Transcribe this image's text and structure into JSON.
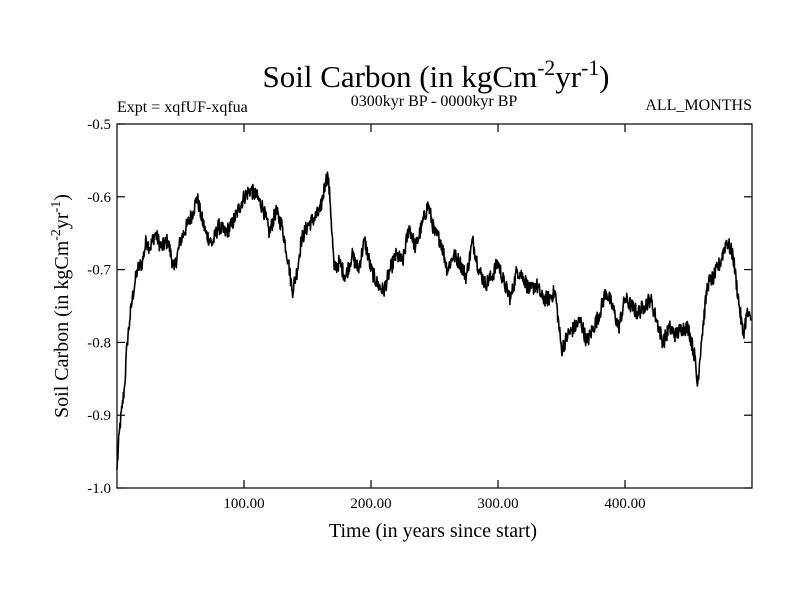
{
  "chart_data": {
    "type": "line",
    "title": {
      "prefix": "Soil Carbon (in kgCm",
      "sup1": "-2",
      "mid": "yr",
      "sup2": "-1",
      "suffix": ")"
    },
    "subtitle_left": "Expt = xqfUF-xqfua",
    "subtitle_center": "0300kyr BP - 0000kyr BP",
    "subtitle_right": "ALL_MONTHS",
    "xlabel": "Time (in years since start)",
    "ylabel": {
      "prefix": "Soil Carbon (in kgCm",
      "sup1": "-2",
      "mid": "yr",
      "sup2": "-1",
      "suffix": ")"
    },
    "xlim": [
      0,
      500
    ],
    "ylim": [
      -1.0,
      -0.5
    ],
    "xticks": [
      100,
      200,
      300,
      400
    ],
    "xtick_labels": [
      "100.00",
      "200.00",
      "300.00",
      "400.00"
    ],
    "yticks": [
      -0.5,
      -0.6,
      -0.7,
      -0.8,
      -0.9,
      -1.0
    ],
    "ytick_labels": [
      "-0.5",
      "-0.6",
      "-0.7",
      "-0.8",
      "-0.9",
      "-1.0"
    ],
    "grid": false,
    "series": [
      {
        "name": "Soil Carbon",
        "x": [
          0,
          2,
          4,
          6,
          8,
          10,
          12,
          14,
          16,
          18,
          20,
          23,
          26,
          30,
          35,
          40,
          45,
          50,
          55,
          60,
          63,
          66,
          70,
          75,
          80,
          85,
          90,
          95,
          100,
          105,
          110,
          115,
          120,
          125,
          130,
          135,
          138,
          142,
          145,
          150,
          155,
          160,
          164,
          166,
          168,
          171,
          175,
          180,
          185,
          190,
          195,
          200,
          205,
          210,
          215,
          220,
          225,
          230,
          235,
          240,
          245,
          250,
          255,
          260,
          265,
          270,
          275,
          280,
          285,
          290,
          295,
          300,
          305,
          310,
          315,
          320,
          325,
          330,
          335,
          340,
          345,
          350,
          355,
          360,
          365,
          370,
          375,
          380,
          385,
          390,
          395,
          400,
          405,
          410,
          415,
          420,
          425,
          430,
          435,
          440,
          445,
          450,
          455,
          457,
          460,
          465,
          470,
          475,
          480,
          485,
          490,
          493,
          496,
          499
        ],
        "y": [
          -0.975,
          -0.92,
          -0.89,
          -0.86,
          -0.8,
          -0.77,
          -0.74,
          -0.72,
          -0.7,
          -0.695,
          -0.69,
          -0.66,
          -0.67,
          -0.65,
          -0.67,
          -0.66,
          -0.7,
          -0.66,
          -0.64,
          -0.62,
          -0.6,
          -0.625,
          -0.65,
          -0.665,
          -0.64,
          -0.65,
          -0.64,
          -0.62,
          -0.6,
          -0.59,
          -0.6,
          -0.615,
          -0.65,
          -0.62,
          -0.64,
          -0.69,
          -0.73,
          -0.7,
          -0.66,
          -0.64,
          -0.63,
          -0.62,
          -0.58,
          -0.57,
          -0.61,
          -0.7,
          -0.69,
          -0.71,
          -0.68,
          -0.7,
          -0.66,
          -0.7,
          -0.72,
          -0.73,
          -0.7,
          -0.68,
          -0.69,
          -0.64,
          -0.67,
          -0.64,
          -0.61,
          -0.65,
          -0.66,
          -0.7,
          -0.68,
          -0.69,
          -0.71,
          -0.66,
          -0.7,
          -0.72,
          -0.71,
          -0.69,
          -0.72,
          -0.74,
          -0.7,
          -0.71,
          -0.73,
          -0.72,
          -0.74,
          -0.74,
          -0.73,
          -0.81,
          -0.79,
          -0.78,
          -0.77,
          -0.8,
          -0.78,
          -0.76,
          -0.73,
          -0.75,
          -0.78,
          -0.74,
          -0.75,
          -0.76,
          -0.75,
          -0.74,
          -0.77,
          -0.8,
          -0.78,
          -0.79,
          -0.78,
          -0.78,
          -0.82,
          -0.86,
          -0.8,
          -0.72,
          -0.71,
          -0.69,
          -0.66,
          -0.68,
          -0.75,
          -0.79,
          -0.76,
          -0.77
        ]
      }
    ]
  }
}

§ §

GOAL OF THE EXERCISE: With the pictures omitted, reproduce the records in full and exactly.

TASK ANSWER:
Transcribe this image's text and structure into JSON.
{
  "chart_data": {
    "type": "line",
    "title": {
      "prefix": "Soil Carbon (in kgCm",
      "sup1": "-2",
      "mid": "yr",
      "sup2": "-1",
      "suffix": ")"
    },
    "subtitle_left": "Expt = xqfUF-xqfua",
    "subtitle_center": "0300kyr BP - 0000kyr BP",
    "subtitle_right": "ALL_MONTHS",
    "xlabel": "Time (in years since start)",
    "ylabel": {
      "prefix": "Soil Carbon (in kgCm",
      "sup1": "-2",
      "mid": "yr",
      "sup2": "-1",
      "suffix": ")"
    },
    "xlim": [
      0,
      500
    ],
    "ylim": [
      -1.0,
      -0.5
    ],
    "xticks": [
      100,
      200,
      300,
      400
    ],
    "xtick_labels": [
      "100.00",
      "200.00",
      "300.00",
      "400.00"
    ],
    "yticks": [
      -0.5,
      -0.6,
      -0.7,
      -0.8,
      -0.9,
      -1.0
    ],
    "ytick_labels": [
      "-0.5",
      "-0.6",
      "-0.7",
      "-0.8",
      "-0.9",
      "-1.0"
    ],
    "grid": false,
    "series": [
      {
        "name": "Soil Carbon",
        "x": [
          0,
          2,
          4,
          6,
          8,
          10,
          12,
          14,
          16,
          18,
          20,
          23,
          26,
          30,
          35,
          40,
          45,
          50,
          55,
          60,
          63,
          66,
          70,
          75,
          80,
          85,
          90,
          95,
          100,
          105,
          110,
          115,
          120,
          125,
          130,
          135,
          138,
          142,
          145,
          150,
          155,
          160,
          164,
          166,
          168,
          171,
          175,
          180,
          185,
          190,
          195,
          200,
          205,
          210,
          215,
          220,
          225,
          230,
          235,
          240,
          245,
          250,
          255,
          260,
          265,
          270,
          275,
          280,
          285,
          290,
          295,
          300,
          305,
          310,
          315,
          320,
          325,
          330,
          335,
          340,
          345,
          350,
          355,
          360,
          365,
          370,
          375,
          380,
          385,
          390,
          395,
          400,
          405,
          410,
          415,
          420,
          425,
          430,
          435,
          440,
          445,
          450,
          455,
          457,
          460,
          465,
          470,
          475,
          480,
          485,
          490,
          493,
          496,
          499
        ],
        "y": [
          -0.975,
          -0.92,
          -0.89,
          -0.86,
          -0.8,
          -0.77,
          -0.74,
          -0.72,
          -0.7,
          -0.695,
          -0.69,
          -0.66,
          -0.67,
          -0.65,
          -0.67,
          -0.66,
          -0.7,
          -0.66,
          -0.64,
          -0.62,
          -0.6,
          -0.625,
          -0.65,
          -0.665,
          -0.64,
          -0.65,
          -0.64,
          -0.62,
          -0.6,
          -0.59,
          -0.6,
          -0.615,
          -0.65,
          -0.62,
          -0.64,
          -0.69,
          -0.73,
          -0.7,
          -0.66,
          -0.64,
          -0.63,
          -0.62,
          -0.58,
          -0.57,
          -0.61,
          -0.7,
          -0.69,
          -0.71,
          -0.68,
          -0.7,
          -0.66,
          -0.7,
          -0.72,
          -0.73,
          -0.7,
          -0.68,
          -0.69,
          -0.64,
          -0.67,
          -0.64,
          -0.61,
          -0.65,
          -0.66,
          -0.7,
          -0.68,
          -0.69,
          -0.71,
          -0.66,
          -0.7,
          -0.72,
          -0.71,
          -0.69,
          -0.72,
          -0.74,
          -0.7,
          -0.71,
          -0.73,
          -0.72,
          -0.74,
          -0.74,
          -0.73,
          -0.81,
          -0.79,
          -0.78,
          -0.77,
          -0.8,
          -0.78,
          -0.76,
          -0.73,
          -0.75,
          -0.78,
          -0.74,
          -0.75,
          -0.76,
          -0.75,
          -0.74,
          -0.77,
          -0.8,
          -0.78,
          -0.79,
          -0.78,
          -0.78,
          -0.82,
          -0.86,
          -0.8,
          -0.72,
          -0.71,
          -0.69,
          -0.66,
          -0.68,
          -0.75,
          -0.79,
          -0.76,
          -0.77
        ]
      }
    ]
  }
}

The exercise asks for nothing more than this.